_EXERCISE_
Extract every line of the material that holds the string "Cardas".

_RECORDS SUPPLIED_
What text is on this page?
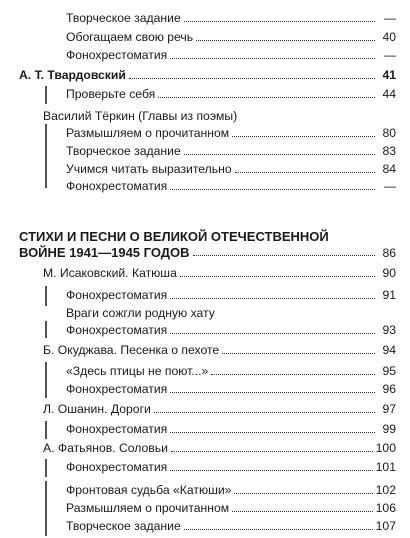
Творческое задание	—
Обогащаем свою речь	40
Фонохрестоматия	—
А. Т. Твардовский	41
Проверьте себя	44
Василий Тёркин (Главы из поэмы)
Размышляем о прочитанном	80
Творческое задание	83
Учимся читать выразительно	84
Фонохрестоматия	—
СТИХИ И ПЕСНИ О ВЕЛИКОЙ ОТЕЧЕСТВЕННОЙ
ВОЙНЕ 1941—1945 ГОДОВ	86
М. Исаковский. Катюша	90
Фонохрестоматия	91
Враги сожгли родную хату
Фонохрестоматия	93
Б. Окуджава. Песенка о пехоте	94
«Здесь птицы не поют...»	95
Фонохрестоматия	96
Л. Ошанин. Дороги	97
Фонохрестоматия	99
А. Фатьянов. Соловьи	100
Фонохрестоматия	101
Фронтовая судьба «Катюши»	102
Размышляем о прочитанном	106
Творческое задание	107
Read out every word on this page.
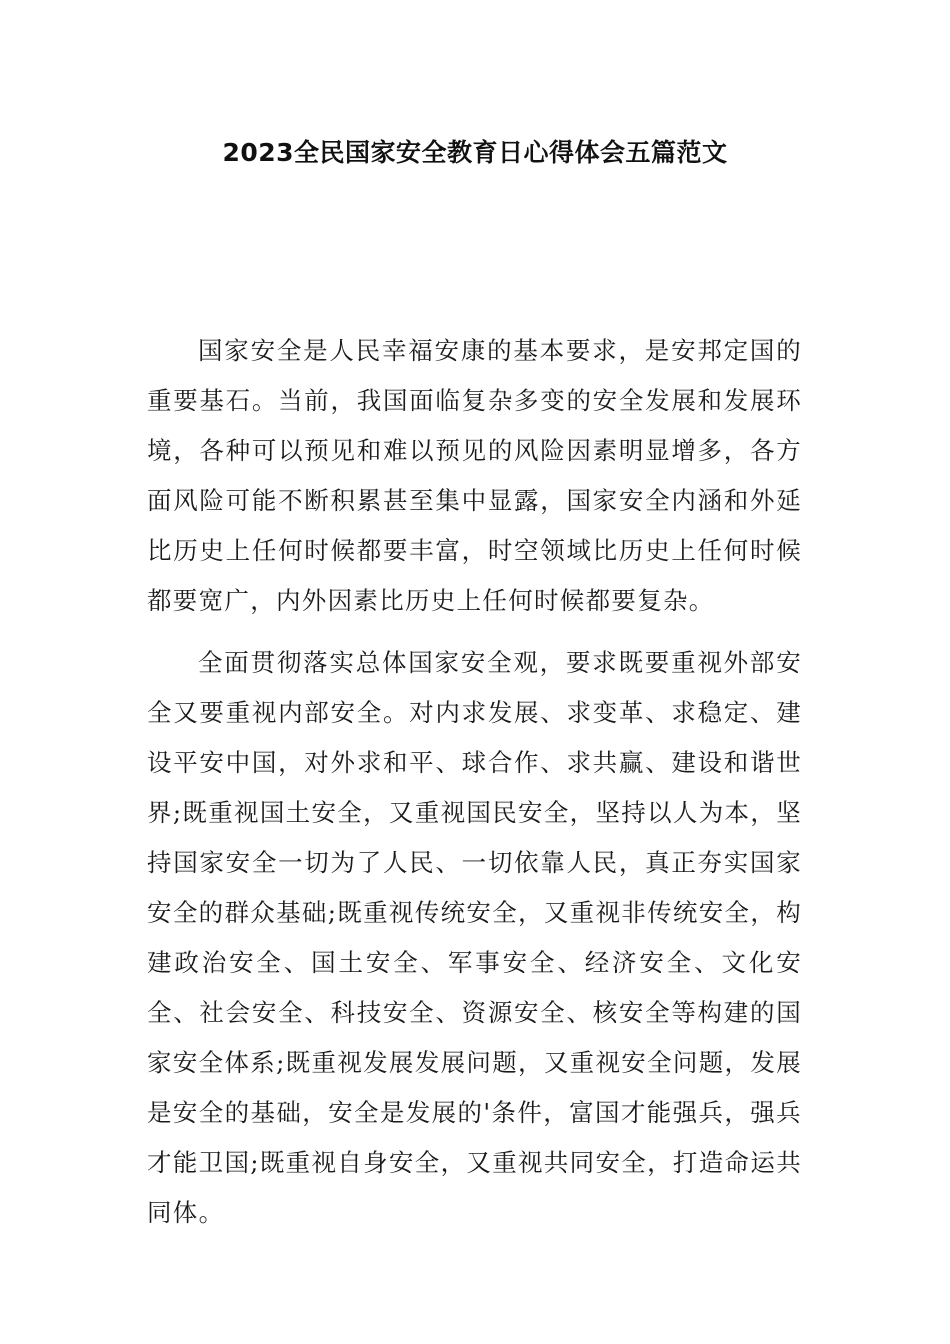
2023全民国家安全教育日心得体会五篇范文

国家安全是人民幸福安康的基本要求，是安邦定国的重要基石。当前，我国面临复杂多变的安全发展和发展环境，各种可以预见和难以预见的风险因素明显增多，各方面风险可能不断积累甚至集中显露，国家安全内涵和外延比历史上任何时候都要丰富，时空领域比历史上任何时候都要宽广，内外因素比历史上任何时候都要复杂。

全面贯彻落实总体国家安全观，要求既要重视外部安全又要重视内部安全。对内求发展、求变革、求稳定、建设平安中国，对外求和平、球合作、求共赢、建设和谐世界;既重视国土安全，又重视国民安全，坚持以人为本，坚持国家安全一切为了人民、一切依靠人民，真正夯实国家安全的群众基础;既重视传统安全，又重视非传统安全，构建政治安全、国土安全、军事安全、经济安全、文化安全、社会安全、科技安全、资源安全、核安全等构建的国家安全体系;既重视发展发展问题，又重视安全问题，发展是安全的基础，安全是发展的'条件，富国才能强兵，强兵才能卫国;既重视自身安全，又重视共同安全，打造命运共同体。
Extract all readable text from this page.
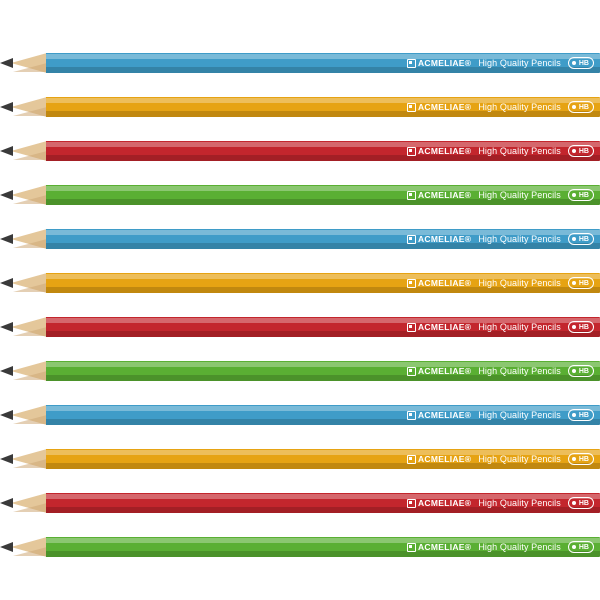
ACMELIAE® High Quality Pencils	HB
ACMELIAE® High Quality Pencils	HB
ACMELIAE® High Quality Pencils	HB
ACMELIAE® High Quality Pencils	HB
ACMELIAE® High Quality Pencils	HB
ACMELIAE® High Quality Pencils	HB
ACMELIAE® High Quality Pencils	HB
ACMELIAE® High Quality Pencils	HB
ACMELIAE® High Quality Pencils	HB
ACMELIAE® High Quality Pencils	HB
ACMELIAE® High Quality Pencils	HB
ACMELIAE® High Quality Pencils	HB
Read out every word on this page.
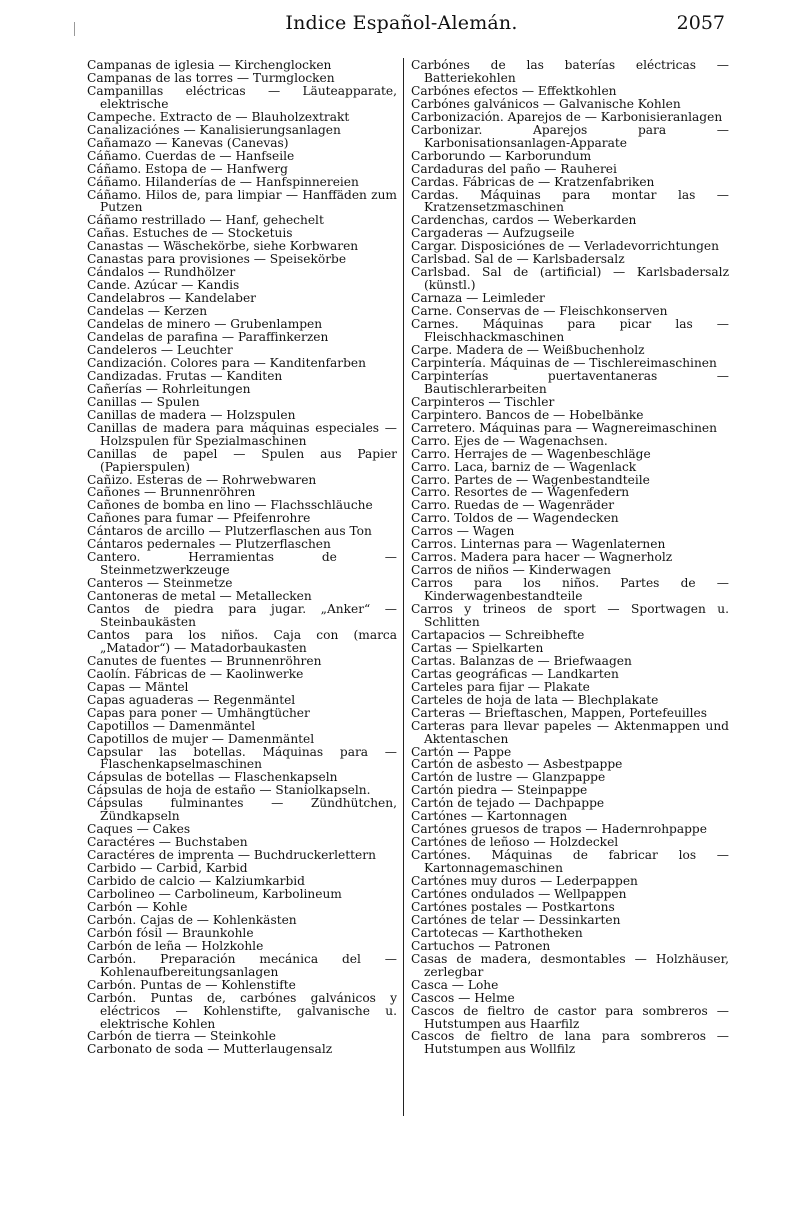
Indice Español-Alemán.	2057
Campanas de iglesia — Kirchenglocken
Campanas de las torres — Turmglocken
Campanillas eléctricas — Läuteapparate, elektrische
Campeche. Extracto de — Blauholzextrakt
Canalizaciónes — Kanalisierungsanlagen
Cañamazo — Kanevas (Canevas)
Cáñamo. Cuerdas de — Hanfseile
Cáñamo. Estopa de — Hanfwerg
Cáñamo. Hilanderías de — Hanfspinnereien
Cáñamo. Hilos de, para limpiar — Hanffäden zum Putzen
Cáñamo restrillado — Hanf, gehechelt
Cañas. Estuches de — Stocketuis
Canastas — Wäschekörbe, siehe Korbwaren
Canastas para provisiones — Speisekörbe
Cándalos — Rundhölzer
Cande. Azúcar — Kandis
Candelabros — Kandelaber
Candelas — Kerzen
Candelas de minero — Grubenlampen
Candelas de parafina — Paraffinkerzen
Candeleros — Leuchter
Candización. Colores para — Kanditenfarben
Candizadas. Frutas — Kanditen
Cañerías — Rohrleitungen
Canillas — Spulen
Canillas de madera — Holzspulen
Canillas de madera para máquinas especiales — Holzspulen für Spezialmaschinen
Canillas de papel — Spulen aus Papier (Papierspulen)
Cañizo. Esteras de — Rohrwebwaren
Cañones — Brunnenröhren
Cañones de bomba en lino — Flachsschläuche
Cañones para fumar — Pfeifenrohre
Cántaros de arcillo — Plutzerflaschen aus Ton
Cántaros pedernales — Plutzerflaschen
Cantero. Herramientas de — Steinmetzwerkzeuge
Canteros — Steinmetze
Cantoneras de metal — Metallecken
Cantos de piedra para jugar. „Anker“ — Steinbaukästen
Cantos para los niños. Caja con (marca „Matador“) — Matadorbaukasten
Canutes de fuentes — Brunnenröhren
Caolín. Fábricas de — Kaolinwerke
Capas — Mäntel
Capas aguaderas — Regenmäntel
Capas para poner — Umhängtücher
Capotillos — Damenmäntel
Capotillos de mujer — Damenmäntel
Capsular las botellas. Máquinas para — Flaschenkapselmaschinen
Cápsulas de botellas — Flaschenkapseln
Cápsulas de hoja de estaño — Staniolkapseln.
Cápsulas fulminantes — Zündhütchen, Zündkapseln
Caques — Cakes
Caractéres — Buchstaben
Caractéres de imprenta — Buchdruckerlettern
Carbido — Carbid, Karbid
Carbido de calcio — Kalziumkarbid
Carbolineo — Carbolineum, Karbolineum
Carbón — Kohle
Carbón. Cajas de — Kohlenkästen
Carbón fósil — Braunkohle
Carbón de leña — Holzkohle
Carbón. Preparación mecánica del — Kohlenaufbereitungsanlagen
Carbón. Puntas de — Kohlenstifte
Carbón. Puntas de, carbónes galvánicos y eléctricos — Kohlenstifte, galvanische u. elektrische Kohlen
Carbón de tierra — Steinkohle
Carbonato de soda — Mutterlaugensalz
Carbónes de las baterías eléctricas — Batteriekohlen
Carbónes efectos — Effektkohlen
Carbónes galvánicos — Galvanische Kohlen
Carbonización. Aparejos de — Karbonisieranlagen
Carbonizar. Aparejos para — Karbonisationsanlagen-Apparate
Carborundo — Karborundum
Cardaduras del paño — Rauherei
Cardas. Fábricas de — Kratzenfabriken
Cardas. Máquinas para montar las — Kratzensetzmaschinen
Cardenchas, cardos — Weberkarden
Cargaderas — Aufzugseile
Cargar. Disposiciónes de — Verladevorrichtungen
Carlsbad. Sal de — Karlsbadersalz
Carlsbad. Sal de (artificial) — Karlsbadersalz (künstl.)
Carnaza — Leimleder
Carne. Conservas de — Fleischkonserven
Carnes. Máquinas para picar las — Fleischhackmaschinen
Carpe. Madera de — Weißbuchenholz
Carpintería. Máquinas de — Tischlereimaschinen
Carpinterías puertaventaneras — Bautischlerarbeiten
Carpinteros — Tischler
Carpintero. Bancos de — Hobelbänke
Carretero. Máquinas para — Wagnereimaschinen
Carro. Ejes de — Wagenachsen.
Carro. Herrajes de — Wagenbeschläge
Carro. Laca, barniz de — Wagenlack
Carro. Partes de — Wagenbestandteile
Carro. Resortes de — Wagenfedern
Carro. Ruedas de — Wagenräder
Carro. Toldos de — Wagendecken
Carros — Wagen
Carros. Linternas para — Wagenlaternen
Carros. Madera para hacer — Wagnerholz
Carros de niños — Kinderwagen
Carros para los niños. Partes de — Kinderwagenbestandteile
Carros y trineos de sport — Sportwagen u. Schlitten
Cartapacios — Schreibhefte
Cartas — Spielkarten
Cartas. Balanzas de — Briefwaagen
Cartas geográficas — Landkarten
Carteles para fijar — Plakate
Carteles de hoja de lata — Blechplakate
Carteras — Brieftaschen, Mappen, Portefeuilles
Carteras para llevar papeles — Aktenmappen und Aktentaschen
Cartón — Pappe
Cartón de asbesto — Asbestpappe
Cartón de lustre — Glanzpappe
Cartón piedra — Steinpappe
Cartón de tejado — Dachpappe
Cartónes — Kartonnagen
Cartónes gruesos de trapos — Hadernrohpappe
Cartónes de leñoso — Holzdeckel
Cartónes. Máquinas de fabricar los — Kartonnagemaschinen
Cartónes muy duros — Lederpappen
Cartónes ondulados — Wellpappen
Cartónes postales — Postkartons
Cartónes de telar — Dessinkarten
Cartotecas — Karthotheken
Cartuchos — Patronen
Casas de madera, desmontables — Holzhäuser, zerlegbar
Casca — Lohe
Cascos — Helme
Cascos de fieltro de castor para sombreros — Hutstumpen aus Haarfilz
Cascos de fieltro de lana para sombreros — Hutstumpen aus Wollfilz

_OUTPUT OF THE EXERCISE_
Cardas. Fábricas de — Kratzenfabriken
Cardas. Máquinas para montar las — Kratzensetzmaschinen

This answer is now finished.